Your answer should show every line of the material below that includes "Synchrony".

• • • • •

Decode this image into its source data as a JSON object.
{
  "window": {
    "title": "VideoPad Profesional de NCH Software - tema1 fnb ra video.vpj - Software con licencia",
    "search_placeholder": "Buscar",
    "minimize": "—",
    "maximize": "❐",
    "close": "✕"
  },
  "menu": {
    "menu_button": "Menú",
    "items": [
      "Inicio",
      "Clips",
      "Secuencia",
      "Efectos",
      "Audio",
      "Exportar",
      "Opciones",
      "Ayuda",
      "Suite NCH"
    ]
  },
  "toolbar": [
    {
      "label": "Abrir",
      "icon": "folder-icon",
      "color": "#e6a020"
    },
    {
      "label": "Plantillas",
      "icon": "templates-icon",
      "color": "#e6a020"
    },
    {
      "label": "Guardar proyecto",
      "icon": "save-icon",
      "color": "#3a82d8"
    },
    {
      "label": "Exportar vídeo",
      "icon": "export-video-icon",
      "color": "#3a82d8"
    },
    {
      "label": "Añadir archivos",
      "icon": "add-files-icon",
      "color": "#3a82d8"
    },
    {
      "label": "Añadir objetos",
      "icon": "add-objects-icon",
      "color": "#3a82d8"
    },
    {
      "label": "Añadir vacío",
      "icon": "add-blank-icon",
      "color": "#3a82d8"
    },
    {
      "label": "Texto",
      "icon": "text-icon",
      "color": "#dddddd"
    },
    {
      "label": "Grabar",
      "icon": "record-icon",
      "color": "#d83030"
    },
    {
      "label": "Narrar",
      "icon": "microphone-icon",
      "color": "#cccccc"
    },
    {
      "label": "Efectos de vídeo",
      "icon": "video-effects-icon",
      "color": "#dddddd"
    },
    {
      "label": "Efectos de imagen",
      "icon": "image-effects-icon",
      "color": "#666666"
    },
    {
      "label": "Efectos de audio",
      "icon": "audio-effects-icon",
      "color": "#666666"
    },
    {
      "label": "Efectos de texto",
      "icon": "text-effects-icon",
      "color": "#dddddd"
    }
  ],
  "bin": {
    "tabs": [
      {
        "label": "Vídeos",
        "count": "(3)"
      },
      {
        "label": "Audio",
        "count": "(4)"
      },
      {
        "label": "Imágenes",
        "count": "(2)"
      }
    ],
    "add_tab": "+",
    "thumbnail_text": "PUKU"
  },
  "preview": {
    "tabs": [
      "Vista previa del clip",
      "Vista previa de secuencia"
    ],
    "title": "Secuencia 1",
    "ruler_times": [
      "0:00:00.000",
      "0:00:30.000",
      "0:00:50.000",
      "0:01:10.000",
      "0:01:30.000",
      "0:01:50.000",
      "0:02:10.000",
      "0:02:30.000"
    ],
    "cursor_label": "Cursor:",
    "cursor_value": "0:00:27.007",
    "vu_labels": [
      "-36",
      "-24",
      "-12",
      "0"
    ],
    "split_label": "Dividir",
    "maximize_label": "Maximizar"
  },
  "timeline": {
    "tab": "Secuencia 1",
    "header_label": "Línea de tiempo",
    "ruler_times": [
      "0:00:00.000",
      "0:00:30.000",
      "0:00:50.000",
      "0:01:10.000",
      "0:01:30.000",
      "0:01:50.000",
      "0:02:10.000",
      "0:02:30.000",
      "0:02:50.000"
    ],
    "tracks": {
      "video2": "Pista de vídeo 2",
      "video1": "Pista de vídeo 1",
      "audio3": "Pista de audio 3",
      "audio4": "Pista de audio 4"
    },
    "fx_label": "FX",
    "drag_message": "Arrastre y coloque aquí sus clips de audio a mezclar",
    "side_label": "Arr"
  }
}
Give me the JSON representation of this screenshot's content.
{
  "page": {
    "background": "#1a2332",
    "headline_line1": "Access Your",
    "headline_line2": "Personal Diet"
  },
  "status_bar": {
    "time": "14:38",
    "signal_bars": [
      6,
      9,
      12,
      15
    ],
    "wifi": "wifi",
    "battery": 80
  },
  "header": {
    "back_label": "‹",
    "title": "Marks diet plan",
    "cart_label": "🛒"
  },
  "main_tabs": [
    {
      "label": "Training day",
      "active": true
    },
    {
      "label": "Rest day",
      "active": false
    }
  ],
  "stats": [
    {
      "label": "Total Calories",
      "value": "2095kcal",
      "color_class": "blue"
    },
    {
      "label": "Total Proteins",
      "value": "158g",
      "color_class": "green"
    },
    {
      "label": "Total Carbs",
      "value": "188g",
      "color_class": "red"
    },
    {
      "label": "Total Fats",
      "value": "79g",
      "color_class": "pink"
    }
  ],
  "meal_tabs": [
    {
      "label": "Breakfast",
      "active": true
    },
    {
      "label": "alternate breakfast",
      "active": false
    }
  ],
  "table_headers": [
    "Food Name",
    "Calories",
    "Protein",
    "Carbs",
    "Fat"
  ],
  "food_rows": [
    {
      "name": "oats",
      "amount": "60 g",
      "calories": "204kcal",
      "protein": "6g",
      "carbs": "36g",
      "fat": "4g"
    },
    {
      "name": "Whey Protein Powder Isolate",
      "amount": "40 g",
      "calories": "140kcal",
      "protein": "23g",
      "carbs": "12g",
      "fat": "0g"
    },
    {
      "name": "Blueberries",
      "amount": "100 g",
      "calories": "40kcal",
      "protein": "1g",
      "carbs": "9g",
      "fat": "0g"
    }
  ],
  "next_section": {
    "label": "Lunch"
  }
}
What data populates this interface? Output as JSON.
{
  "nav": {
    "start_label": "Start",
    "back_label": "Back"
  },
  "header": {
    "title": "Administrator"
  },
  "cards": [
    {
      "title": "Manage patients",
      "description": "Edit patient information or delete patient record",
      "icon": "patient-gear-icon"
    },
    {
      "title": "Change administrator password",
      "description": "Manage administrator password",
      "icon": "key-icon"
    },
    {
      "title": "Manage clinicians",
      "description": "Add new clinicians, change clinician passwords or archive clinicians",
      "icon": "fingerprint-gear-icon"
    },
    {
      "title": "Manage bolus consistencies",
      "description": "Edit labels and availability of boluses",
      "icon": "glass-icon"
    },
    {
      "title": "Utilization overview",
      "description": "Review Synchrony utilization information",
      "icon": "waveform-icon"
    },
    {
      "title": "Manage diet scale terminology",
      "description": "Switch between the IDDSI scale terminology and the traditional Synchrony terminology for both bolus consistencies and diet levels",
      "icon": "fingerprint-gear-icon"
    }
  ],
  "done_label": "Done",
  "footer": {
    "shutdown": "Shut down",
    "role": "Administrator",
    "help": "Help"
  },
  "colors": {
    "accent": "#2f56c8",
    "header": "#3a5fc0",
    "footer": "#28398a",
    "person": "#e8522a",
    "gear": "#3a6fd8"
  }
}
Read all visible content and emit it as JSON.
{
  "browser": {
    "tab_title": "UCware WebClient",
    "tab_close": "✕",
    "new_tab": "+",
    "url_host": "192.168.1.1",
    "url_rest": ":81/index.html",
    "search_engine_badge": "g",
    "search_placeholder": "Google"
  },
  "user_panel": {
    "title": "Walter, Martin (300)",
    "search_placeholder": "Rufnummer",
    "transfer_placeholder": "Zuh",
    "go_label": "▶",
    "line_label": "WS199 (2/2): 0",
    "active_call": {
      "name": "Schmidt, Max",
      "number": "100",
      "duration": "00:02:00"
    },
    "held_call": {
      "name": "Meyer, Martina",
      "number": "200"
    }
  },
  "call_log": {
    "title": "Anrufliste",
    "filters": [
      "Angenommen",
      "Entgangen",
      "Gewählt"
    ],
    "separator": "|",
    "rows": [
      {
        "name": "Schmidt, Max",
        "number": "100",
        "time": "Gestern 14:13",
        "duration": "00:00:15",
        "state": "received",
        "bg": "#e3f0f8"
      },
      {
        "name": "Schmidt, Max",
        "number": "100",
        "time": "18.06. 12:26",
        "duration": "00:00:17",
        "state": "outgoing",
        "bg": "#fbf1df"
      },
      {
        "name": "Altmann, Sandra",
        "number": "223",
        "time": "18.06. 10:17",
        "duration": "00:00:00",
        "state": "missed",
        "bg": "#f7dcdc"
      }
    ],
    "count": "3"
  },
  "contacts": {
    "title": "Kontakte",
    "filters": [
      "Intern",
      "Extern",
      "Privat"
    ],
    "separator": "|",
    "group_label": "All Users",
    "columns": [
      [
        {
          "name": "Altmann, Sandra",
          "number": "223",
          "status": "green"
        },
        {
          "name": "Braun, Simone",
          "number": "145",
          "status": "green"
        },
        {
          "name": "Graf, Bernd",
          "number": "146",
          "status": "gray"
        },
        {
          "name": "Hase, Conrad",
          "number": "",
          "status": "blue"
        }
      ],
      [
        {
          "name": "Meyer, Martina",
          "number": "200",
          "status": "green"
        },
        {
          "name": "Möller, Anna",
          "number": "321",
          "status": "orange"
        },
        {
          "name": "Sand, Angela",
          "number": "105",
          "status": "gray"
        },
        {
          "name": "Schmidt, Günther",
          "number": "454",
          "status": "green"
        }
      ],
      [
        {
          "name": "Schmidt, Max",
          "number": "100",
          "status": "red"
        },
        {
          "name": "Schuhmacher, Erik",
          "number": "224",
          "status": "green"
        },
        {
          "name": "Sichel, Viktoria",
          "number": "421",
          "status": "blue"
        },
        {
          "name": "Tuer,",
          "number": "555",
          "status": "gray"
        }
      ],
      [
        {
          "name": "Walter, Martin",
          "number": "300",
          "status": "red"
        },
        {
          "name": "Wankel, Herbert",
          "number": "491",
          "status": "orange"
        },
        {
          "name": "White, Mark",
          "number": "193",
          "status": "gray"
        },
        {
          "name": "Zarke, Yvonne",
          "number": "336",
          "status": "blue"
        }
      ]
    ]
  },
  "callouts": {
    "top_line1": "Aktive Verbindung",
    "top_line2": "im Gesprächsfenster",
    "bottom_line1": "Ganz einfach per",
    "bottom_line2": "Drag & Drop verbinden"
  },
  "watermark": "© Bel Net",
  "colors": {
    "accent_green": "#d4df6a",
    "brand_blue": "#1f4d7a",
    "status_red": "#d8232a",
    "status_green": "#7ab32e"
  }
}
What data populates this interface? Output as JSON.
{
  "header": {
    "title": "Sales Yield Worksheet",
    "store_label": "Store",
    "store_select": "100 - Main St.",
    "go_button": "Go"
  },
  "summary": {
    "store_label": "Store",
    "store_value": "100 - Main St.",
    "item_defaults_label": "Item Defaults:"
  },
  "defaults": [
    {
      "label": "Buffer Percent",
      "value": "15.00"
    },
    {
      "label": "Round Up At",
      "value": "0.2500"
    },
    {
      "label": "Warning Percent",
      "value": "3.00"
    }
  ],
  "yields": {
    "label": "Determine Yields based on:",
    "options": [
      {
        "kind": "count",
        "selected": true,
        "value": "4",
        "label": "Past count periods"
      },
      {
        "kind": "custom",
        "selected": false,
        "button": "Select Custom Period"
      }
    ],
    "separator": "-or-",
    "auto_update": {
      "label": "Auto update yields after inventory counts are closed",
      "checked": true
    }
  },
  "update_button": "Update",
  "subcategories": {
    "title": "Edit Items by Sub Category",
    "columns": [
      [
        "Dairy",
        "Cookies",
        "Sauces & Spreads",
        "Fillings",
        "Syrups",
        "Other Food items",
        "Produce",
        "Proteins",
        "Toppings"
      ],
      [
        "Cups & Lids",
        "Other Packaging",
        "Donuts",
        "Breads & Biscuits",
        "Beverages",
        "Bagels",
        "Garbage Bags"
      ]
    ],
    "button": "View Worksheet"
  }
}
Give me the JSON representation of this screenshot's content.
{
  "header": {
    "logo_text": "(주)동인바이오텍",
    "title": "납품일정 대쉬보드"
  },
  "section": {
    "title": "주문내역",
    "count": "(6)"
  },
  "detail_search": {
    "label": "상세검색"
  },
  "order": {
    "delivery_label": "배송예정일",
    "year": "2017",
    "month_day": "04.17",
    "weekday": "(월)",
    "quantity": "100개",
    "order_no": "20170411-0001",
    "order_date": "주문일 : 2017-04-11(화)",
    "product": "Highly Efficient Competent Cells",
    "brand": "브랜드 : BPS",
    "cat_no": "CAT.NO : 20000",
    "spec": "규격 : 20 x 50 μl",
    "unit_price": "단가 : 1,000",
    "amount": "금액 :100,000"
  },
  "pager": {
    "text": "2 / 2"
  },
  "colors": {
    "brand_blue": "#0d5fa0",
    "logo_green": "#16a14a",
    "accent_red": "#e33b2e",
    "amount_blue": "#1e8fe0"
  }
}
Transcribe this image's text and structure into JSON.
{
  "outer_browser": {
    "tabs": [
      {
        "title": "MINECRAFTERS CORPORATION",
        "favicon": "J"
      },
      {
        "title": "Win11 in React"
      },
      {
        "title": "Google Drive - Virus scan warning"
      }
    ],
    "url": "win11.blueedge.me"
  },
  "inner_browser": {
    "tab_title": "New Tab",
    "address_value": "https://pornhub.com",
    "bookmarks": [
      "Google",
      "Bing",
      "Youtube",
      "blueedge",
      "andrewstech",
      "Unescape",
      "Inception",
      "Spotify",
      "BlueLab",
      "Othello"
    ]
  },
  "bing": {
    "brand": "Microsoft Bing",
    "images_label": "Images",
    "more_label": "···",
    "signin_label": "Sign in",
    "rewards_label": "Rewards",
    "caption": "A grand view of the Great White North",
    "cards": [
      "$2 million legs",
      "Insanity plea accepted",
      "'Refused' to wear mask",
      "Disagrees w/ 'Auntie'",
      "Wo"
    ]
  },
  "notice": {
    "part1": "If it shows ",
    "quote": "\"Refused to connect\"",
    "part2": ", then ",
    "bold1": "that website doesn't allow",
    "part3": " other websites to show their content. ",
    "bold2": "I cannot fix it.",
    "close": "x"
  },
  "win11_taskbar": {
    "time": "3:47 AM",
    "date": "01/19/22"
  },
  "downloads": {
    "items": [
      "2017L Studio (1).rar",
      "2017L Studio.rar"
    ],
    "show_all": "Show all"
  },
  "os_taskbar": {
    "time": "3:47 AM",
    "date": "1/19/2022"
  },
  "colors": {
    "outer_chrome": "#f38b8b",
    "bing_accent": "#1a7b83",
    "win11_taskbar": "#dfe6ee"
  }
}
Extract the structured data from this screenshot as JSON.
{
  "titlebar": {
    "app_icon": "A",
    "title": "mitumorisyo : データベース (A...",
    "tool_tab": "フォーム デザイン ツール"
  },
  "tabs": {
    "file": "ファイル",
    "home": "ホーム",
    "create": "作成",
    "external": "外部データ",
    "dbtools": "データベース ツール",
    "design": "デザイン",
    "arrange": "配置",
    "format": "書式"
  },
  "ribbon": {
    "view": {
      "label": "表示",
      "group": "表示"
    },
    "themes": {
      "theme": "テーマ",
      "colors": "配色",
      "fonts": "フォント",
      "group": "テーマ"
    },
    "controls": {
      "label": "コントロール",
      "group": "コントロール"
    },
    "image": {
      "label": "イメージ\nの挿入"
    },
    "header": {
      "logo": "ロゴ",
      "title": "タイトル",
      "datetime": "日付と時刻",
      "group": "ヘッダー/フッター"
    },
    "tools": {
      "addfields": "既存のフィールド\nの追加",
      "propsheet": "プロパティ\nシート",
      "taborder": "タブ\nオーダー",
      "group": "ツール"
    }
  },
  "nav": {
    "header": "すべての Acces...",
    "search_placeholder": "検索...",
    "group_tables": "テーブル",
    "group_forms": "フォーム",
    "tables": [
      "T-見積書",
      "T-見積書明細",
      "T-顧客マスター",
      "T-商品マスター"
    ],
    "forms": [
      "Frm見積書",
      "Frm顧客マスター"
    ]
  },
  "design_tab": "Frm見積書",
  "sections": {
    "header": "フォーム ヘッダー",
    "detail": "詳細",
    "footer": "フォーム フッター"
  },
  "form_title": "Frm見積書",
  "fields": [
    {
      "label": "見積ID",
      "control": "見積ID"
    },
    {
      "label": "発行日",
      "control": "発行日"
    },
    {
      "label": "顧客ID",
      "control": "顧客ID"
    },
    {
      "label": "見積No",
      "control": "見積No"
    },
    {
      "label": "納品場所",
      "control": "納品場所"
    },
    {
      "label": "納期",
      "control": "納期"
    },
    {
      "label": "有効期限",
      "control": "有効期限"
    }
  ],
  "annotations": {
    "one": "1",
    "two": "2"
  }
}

• • • • •

**Answer to this task:**
      "description": "Review Synchrony utilization information",
      "description": "Switch between the IDDSI scale terminology and the traditional Synchrony terminology for both bolus consistencies and diet levels",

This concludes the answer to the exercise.